SET TASK:
Print all entries word for word.

DATASET RECORDS:
## start

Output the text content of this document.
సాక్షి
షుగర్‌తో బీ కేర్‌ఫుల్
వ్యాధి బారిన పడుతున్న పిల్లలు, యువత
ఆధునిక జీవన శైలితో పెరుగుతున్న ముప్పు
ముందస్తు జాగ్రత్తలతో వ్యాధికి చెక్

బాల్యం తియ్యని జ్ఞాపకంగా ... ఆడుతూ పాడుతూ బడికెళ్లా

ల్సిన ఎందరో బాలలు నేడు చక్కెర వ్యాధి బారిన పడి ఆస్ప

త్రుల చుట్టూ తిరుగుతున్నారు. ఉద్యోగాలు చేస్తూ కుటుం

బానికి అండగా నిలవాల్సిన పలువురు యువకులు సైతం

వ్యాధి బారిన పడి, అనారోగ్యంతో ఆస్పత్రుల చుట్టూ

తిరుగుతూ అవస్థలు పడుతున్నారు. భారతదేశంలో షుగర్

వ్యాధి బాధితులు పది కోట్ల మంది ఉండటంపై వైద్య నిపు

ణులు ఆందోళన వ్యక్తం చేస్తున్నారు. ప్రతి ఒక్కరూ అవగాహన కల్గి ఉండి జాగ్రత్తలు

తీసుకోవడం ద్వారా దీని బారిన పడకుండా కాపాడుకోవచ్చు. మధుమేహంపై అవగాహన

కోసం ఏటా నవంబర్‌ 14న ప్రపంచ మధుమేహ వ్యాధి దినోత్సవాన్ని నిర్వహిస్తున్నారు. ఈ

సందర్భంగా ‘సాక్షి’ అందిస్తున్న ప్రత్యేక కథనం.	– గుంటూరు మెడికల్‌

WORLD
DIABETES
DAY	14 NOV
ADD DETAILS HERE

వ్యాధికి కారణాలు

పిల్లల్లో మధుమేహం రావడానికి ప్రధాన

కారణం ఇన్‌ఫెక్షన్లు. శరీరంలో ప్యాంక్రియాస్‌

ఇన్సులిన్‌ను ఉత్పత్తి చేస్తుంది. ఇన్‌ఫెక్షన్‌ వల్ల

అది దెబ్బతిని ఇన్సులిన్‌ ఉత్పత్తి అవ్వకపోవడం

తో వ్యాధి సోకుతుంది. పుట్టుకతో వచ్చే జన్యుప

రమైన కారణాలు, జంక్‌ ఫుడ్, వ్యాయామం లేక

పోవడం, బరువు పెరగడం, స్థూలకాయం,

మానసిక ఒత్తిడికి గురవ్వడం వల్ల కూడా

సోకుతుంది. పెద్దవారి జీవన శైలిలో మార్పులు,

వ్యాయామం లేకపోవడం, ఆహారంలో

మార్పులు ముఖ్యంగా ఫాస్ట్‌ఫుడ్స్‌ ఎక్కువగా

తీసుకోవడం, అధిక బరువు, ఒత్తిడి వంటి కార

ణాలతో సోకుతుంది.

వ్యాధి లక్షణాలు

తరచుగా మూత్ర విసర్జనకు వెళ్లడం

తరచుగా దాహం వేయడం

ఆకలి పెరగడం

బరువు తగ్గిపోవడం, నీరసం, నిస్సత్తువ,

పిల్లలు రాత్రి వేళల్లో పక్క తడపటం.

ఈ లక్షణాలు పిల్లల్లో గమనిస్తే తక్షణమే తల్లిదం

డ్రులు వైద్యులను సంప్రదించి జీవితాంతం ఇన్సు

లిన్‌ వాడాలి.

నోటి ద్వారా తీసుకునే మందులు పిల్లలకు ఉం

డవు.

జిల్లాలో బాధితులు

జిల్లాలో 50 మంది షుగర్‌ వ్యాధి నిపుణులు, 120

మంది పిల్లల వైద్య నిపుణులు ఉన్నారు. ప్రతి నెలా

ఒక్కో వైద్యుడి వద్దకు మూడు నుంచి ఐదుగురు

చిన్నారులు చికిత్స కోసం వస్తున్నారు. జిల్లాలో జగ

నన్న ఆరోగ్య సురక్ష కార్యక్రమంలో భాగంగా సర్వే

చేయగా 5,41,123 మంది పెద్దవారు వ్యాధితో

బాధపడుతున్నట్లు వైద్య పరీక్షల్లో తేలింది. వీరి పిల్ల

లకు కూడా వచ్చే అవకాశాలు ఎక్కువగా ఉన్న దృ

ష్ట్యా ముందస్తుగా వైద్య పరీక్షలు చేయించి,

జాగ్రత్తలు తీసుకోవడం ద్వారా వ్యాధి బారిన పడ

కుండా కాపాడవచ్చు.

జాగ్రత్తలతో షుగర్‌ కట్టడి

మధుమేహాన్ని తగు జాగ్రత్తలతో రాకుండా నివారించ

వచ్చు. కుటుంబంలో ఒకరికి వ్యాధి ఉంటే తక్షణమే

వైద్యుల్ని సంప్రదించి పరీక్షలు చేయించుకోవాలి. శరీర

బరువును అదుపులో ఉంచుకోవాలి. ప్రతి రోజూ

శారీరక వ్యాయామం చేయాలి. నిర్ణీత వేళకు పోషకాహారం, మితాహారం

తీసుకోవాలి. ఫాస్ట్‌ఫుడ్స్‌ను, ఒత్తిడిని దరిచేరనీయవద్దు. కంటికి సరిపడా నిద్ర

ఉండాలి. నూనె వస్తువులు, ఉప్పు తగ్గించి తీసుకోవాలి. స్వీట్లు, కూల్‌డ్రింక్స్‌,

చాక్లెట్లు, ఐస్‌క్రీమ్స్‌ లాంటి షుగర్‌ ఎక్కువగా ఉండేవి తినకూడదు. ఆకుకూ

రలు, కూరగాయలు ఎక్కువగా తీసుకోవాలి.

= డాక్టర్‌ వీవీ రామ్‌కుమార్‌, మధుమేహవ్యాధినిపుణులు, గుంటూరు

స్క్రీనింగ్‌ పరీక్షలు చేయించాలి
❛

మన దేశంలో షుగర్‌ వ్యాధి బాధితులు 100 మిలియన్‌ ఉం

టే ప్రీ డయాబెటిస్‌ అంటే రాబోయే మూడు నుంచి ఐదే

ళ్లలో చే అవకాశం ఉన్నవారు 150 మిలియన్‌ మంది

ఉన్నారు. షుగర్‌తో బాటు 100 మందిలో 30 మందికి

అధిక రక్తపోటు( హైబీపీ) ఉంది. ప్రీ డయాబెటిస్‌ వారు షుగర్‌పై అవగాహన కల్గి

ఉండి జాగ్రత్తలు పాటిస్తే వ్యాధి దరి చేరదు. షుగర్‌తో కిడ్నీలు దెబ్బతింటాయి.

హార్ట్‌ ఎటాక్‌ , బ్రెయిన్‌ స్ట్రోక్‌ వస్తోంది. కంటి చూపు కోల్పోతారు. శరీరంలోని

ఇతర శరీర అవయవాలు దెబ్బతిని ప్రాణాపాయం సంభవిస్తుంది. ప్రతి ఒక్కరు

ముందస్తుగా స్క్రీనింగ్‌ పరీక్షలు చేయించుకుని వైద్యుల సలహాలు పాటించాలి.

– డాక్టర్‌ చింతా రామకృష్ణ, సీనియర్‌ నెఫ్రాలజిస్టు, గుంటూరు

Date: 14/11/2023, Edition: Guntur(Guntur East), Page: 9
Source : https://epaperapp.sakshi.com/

## end

CORRECT RESPONSE:
Output the text content of this document.
సాక్షి
షుగర్‌తో బీ కేర్‌ఫుల్
వ్యాధి బారిన పడుతున్న పిల్లలు, యువత
ఆధునిక జీవన శైలితో పెరుగుతున్న ముప్పు
ముందస్తు జాగ్రత్తలతో వ్యాధికి చెక్

బాల్యం తియ్యని జ్ఞాపకంగా ... ఆడుతూ పాడుతూ బడికెళ్లా

ల్సిన ఎందరో బాలలు నేడు చక్కెర వ్యాధి బారిన పడి ఆస్ప

త్రుల చుట్టూ తిరుగుతున్నారు. ఉద్యోగాలు చేస్తూ కుటుం

బానికి అండగా నిలవాల్సిన పలువురు యువకులు సైతం

వ్యాధి బారిన పడి, అనారోగ్యంతో ఆస్పత్రుల చుట్టూ

తిరుగుతూ అవస్థలు పడుతున్నారు. భారతదేశంలో షుగర్

వ్యాధి బాధితులు పది కోట్ల మంది ఉండటంపై వైద్య నిపు

ణులు ఆందోళన వ్యక్తం చేస్తున్నారు. ప్రతి ఒక్కరూ అవగాహన కల్గి ఉండి జాగ్రత్తలు

తీసుకోవడం ద్వారా దీని బారిన పడకుండా కాపాడుకోవచ్చు. మధుమేహంపై అవగాహన

కోసం ఏటా నవంబర్‌ 14న ప్రపంచ మధుమేహ వ్యాధి దినోత్సవాన్ని నిర్వహిస్తున్నారు. ఈ

సందర్భంగా ‘సాక్షి’ అందిస్తున్న ప్రత్యేక కథనం.	– గుంటూరు మెడికల్‌

WORLD
DIABETES
DAY	14 NOV
ADD DETAILS HERE

వ్యాధికి కారణాలు

పిల్లల్లో మధుమేహం రావడానికి ప్రధాన

కారణం ఇన్‌ఫెక్షన్లు. శరీరంలో ప్యాంక్రియాస్‌

ఇన్సులిన్‌ను ఉత్పత్తి చేస్తుంది. ఇన్‌ఫెక్షన్‌ వల్ల

అది దెబ్బతిని ఇన్సులిన్‌ ఉత్పత్తి అవ్వకపోవడం

తో వ్యాధి సోకుతుంది. పుట్టుకతో వచ్చే జన్యుప

రమైన కారణాలు, జంక్‌ ఫుడ్, వ్యాయామం లేక

పోవడం, బరువు పెరగడం, స్థూలకాయం,

మానసిక ఒత్తిడికి గురవ్వడం వల్ల కూడా

సోకుతుంది. పెద్దవారి జీవన శైలిలో మార్పులు,

వ్యాయామం లేకపోవడం, ఆహారంలో

మార్పులు ముఖ్యంగా ఫాస్ట్‌ఫుడ్స్‌ ఎక్కువగా

తీసుకోవడం, అధిక బరువు, ఒత్తిడి వంటి కార

ణాలతో సోకుతుంది.

వ్యాధి లక్షణాలు

తరచుగా మూత్ర విసర్జనకు వెళ్లడం

తరచుగా దాహం వేయడం

ఆకలి పెరగడం

బరువు తగ్గిపోవడం, నీరసం, నిస్సత్తువ,

పిల్లలు రాత్రి వేళల్లో పక్క తడపటం.

ఈ లక్షణాలు పిల్లల్లో గమనిస్తే తక్షణమే తల్లిదం

డ్రులు వైద్యులను సంప్రదించి జీవితాంతం ఇన్సు

లిన్‌ వాడాలి.

నోటి ద్వారా తీసుకునే మందులు పిల్లలకు ఉం

డవు.

జిల్లాలో బాధితులు

జిల్లాలో 50 మంది షుగర్‌ వ్యాధి నిపుణులు, 120

మంది పిల్లల వైద్య నిపుణులు ఉన్నారు. ప్రతి నెలా

ఒక్కో వైద్యుడి వద్దకు మూడు నుంచి ఐదుగురు

చిన్నారులు చికిత్స కోసం వస్తున్నారు. జిల్లాలో జగ

నన్న ఆరోగ్య సురక్ష కార్యక్రమంలో భాగంగా సర్వే

చేయగా 5,41,123 మంది పెద్దవారు వ్యాధితో

బాధపడుతున్నట్లు వైద్య పరీక్షల్లో తేలింది. వీరి పిల్ల

లకు కూడా వచ్చే అవకాశాలు ఎక్కువగా ఉన్న దృ

ష్ట్యా ముందస్తుగా వైద్య పరీక్షలు చేయించి,

జాగ్రత్తలు తీసుకోవడం ద్వారా వ్యాధి బారిన పడ

కుండా కాపాడవచ్చు.

జాగ్రత్తలతో షుగర్‌ కట్టడి

మధుమేహాన్ని తగు జాగ్రత్తలతో రాకుండా నివారించ

వచ్చు. కుటుంబంలో ఒకరికి వ్యాధి ఉంటే తక్షణమే

వైద్యుల్ని సంప్రదించి పరీక్షలు చేయించుకోవాలి. శరీర

బరువును అదుపులో ఉంచుకోవాలి. ప్రతి రోజూ

శారీరక వ్యాయామం చేయాలి. నిర్ణీత వేళకు పోషకాహారం, మితాహారం

తీసుకోవాలి. ఫాస్ట్‌ఫుడ్స్‌ను, ఒత్తిడిని దరిచేరనీయవద్దు. కంటికి సరిపడా నిద్ర

ఉండాలి. నూనె వస్తువులు, ఉప్పు తగ్గించి తీసుకోవాలి. స్వీట్లు, కూల్‌డ్రింక్స్‌,

చాక్లెట్లు, ఐస్‌క్రీమ్స్‌ లాంటి షుగర్‌ ఎక్కువగా ఉండేవి తినకూడదు. ఆకుకూ

రలు, కూరగాయలు ఎక్కువగా తీసుకోవాలి.

= డాక్టర్‌ వీవీ రామ్‌కుమార్‌, మధుమేహవ్యాధినిపుణులు, గుంటూరు

స్క్రీనింగ్‌ పరీక్షలు చేయించాలి
❛

మన దేశంలో షుగర్‌ వ్యాధి బాధితులు 100 మిలియన్‌ ఉం

టే ప్రీ డయాబెటిస్‌ అంటే రాబోయే మూడు నుంచి ఐదే

ళ్లలో చే అవకాశం ఉన్నవారు 150 మిలియన్‌ మంది

ఉన్నారు. షుగర్‌తో బాటు 100 మందిలో 30 మందికి

అధిక రక్తపోటు( హైబీపీ) ఉంది. ప్రీ డయాబెటిస్‌ వారు షుగర్‌పై అవగాహన కల్గి

ఉండి జాగ్రత్తలు పాటిస్తే వ్యాధి దరి చేరదు. షుగర్‌తో కిడ్నీలు దెబ్బతింటాయి.

హార్ట్‌ ఎటాక్‌ , బ్రెయిన్‌ స్ట్రోక్‌ వస్తోంది. కంటి చూపు కోల్పోతారు. శరీరంలోని

ఇతర శరీర అవయవాలు దెబ్బతిని ప్రాణాపాయం సంభవిస్తుంది. ప్రతి ఒక్కరు

ముందస్తుగా స్క్రీనింగ్‌ పరీక్షలు చేయించుకుని వైద్యుల సలహాలు పాటించాలి.

– డాక్టర్‌ చింతా రామకృష్ణ, సీనియర్‌ నెఫ్రాలజిస్టు, గుంటూరు

Date: 14/11/2023, Edition: Guntur(Guntur East), Page: 9
Source : https://epaperapp.sakshi.com/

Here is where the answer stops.